== Exercise ==
In the data below, find each line containing the string "ABCD中" and return it.

Dataset records

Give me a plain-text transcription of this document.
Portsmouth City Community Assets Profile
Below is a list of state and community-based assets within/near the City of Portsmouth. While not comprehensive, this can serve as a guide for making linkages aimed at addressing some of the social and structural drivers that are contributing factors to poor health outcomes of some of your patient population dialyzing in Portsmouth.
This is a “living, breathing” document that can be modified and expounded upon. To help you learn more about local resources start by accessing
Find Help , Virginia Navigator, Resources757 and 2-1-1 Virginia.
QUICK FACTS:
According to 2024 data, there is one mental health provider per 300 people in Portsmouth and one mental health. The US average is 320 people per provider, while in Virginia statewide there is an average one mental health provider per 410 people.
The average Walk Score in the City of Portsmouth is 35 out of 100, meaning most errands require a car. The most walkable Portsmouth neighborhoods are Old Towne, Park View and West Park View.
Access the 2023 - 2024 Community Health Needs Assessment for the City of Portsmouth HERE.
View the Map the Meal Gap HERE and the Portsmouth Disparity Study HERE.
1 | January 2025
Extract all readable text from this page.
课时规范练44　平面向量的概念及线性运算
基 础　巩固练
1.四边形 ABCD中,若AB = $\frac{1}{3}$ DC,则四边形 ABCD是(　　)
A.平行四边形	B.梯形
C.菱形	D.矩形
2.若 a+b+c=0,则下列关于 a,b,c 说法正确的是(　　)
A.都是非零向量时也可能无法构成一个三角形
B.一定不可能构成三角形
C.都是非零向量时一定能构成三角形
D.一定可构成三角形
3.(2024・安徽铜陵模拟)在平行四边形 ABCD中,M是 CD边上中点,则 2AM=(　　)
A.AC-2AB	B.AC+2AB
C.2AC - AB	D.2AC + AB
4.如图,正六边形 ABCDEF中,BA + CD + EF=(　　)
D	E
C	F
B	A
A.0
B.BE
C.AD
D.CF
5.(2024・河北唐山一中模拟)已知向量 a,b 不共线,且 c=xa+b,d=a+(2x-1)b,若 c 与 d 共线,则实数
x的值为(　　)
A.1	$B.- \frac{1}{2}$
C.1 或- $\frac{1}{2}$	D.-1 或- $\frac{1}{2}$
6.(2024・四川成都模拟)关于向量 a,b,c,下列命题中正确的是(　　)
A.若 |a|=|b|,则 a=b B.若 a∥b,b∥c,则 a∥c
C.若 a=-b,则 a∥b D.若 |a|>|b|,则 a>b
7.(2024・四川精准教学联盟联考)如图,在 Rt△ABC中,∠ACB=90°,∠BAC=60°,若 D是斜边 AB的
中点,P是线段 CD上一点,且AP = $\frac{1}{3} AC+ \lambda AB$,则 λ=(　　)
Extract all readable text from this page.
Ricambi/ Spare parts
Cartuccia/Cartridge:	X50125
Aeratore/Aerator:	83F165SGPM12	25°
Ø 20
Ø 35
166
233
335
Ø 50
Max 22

== Written answer ==
1.四边形 ABCD中,若AB = $\frac{1}{3}$ DC,则四边形 ABCD是(　　)
3.(2024・安徽铜陵模拟)在平行四边形 ABCD中,M是 CD边上中点,则 2AM=(　　)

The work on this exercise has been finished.